» **AVAILABLE DATA**:
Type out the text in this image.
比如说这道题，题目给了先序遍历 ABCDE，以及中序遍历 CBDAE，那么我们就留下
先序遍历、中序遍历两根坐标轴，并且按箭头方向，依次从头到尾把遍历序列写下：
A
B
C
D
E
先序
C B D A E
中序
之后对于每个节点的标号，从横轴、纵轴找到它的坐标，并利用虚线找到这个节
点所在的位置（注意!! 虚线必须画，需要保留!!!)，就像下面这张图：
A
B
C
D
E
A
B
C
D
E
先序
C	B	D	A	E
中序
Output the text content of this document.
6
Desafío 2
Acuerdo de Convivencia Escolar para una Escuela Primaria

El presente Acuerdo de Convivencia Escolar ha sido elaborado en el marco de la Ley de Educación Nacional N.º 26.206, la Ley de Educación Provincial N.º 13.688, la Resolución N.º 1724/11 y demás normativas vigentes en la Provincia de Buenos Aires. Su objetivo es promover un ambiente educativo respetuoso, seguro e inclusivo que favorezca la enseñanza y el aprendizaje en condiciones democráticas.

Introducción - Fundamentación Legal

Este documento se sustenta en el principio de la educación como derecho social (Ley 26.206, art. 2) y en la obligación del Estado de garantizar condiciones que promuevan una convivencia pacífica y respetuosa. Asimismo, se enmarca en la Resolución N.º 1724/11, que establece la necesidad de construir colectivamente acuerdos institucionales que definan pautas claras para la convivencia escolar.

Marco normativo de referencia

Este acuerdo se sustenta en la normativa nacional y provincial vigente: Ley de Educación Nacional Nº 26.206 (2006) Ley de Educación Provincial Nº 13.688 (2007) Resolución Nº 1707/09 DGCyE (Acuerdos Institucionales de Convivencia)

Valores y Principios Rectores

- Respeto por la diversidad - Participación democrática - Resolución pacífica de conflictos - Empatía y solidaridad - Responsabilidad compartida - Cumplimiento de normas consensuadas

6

» **WHAT IS EXPECTED**: Beginning at the line that contains "Output the text content of this document.", retype each line of the listing up to and including the last one, exactly as it stands, and nothing else.

» **TASK ANSWER**:
Output the text content of this document.
6
Desafío 2
Acuerdo de Convivencia Escolar para una Escuela Primaria

El presente Acuerdo de Convivencia Escolar ha sido elaborado en el marco de la Ley de Educación Nacional N.º 26.206, la Ley de Educación Provincial N.º 13.688, la Resolución N.º 1724/11 y demás normativas vigentes en la Provincia de Buenos Aires. Su objetivo es promover un ambiente educativo respetuoso, seguro e inclusivo que favorezca la enseñanza y el aprendizaje en condiciones democráticas.

Introducción - Fundamentación Legal

Este documento se sustenta en el principio de la educación como derecho social (Ley 26.206, art. 2) y en la obligación del Estado de garantizar condiciones que promuevan una convivencia pacífica y respetuosa. Asimismo, se enmarca en la Resolución N.º 1724/11, que establece la necesidad de construir colectivamente acuerdos institucionales que definan pautas claras para la convivencia escolar.

Marco normativo de referencia

Este acuerdo se sustenta en la normativa nacional y provincial vigente: Ley de Educación Nacional Nº 26.206 (2006) Ley de Educación Provincial Nº 13.688 (2007) Resolución Nº 1707/09 DGCyE (Acuerdos Institucionales de Convivencia)

Valores y Principios Rectores

- Respeto por la diversidad - Participación democrática - Resolución pacífica de conflictos - Empatía y solidaridad - Responsabilidad compartida - Cumplimiento de normas consensuadas

6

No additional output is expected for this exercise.